Stored data:
□ □ □ □
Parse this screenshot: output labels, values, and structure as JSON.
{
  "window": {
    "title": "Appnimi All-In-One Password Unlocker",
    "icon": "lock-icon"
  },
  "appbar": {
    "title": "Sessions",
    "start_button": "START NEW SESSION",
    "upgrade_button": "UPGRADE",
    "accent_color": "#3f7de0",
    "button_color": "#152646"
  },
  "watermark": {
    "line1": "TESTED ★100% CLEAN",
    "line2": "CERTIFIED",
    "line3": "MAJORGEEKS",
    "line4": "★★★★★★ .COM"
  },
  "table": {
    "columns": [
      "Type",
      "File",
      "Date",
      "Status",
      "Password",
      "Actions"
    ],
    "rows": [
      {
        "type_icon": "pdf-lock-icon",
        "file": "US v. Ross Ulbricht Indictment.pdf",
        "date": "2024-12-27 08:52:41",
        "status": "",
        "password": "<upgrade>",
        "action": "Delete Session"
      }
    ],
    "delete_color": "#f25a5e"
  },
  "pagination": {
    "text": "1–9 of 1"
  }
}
□ □ □ □
**Directions**
Check every line of the material for the string "icon" and give the number of lines that have it, without anything else.

**Task output**
2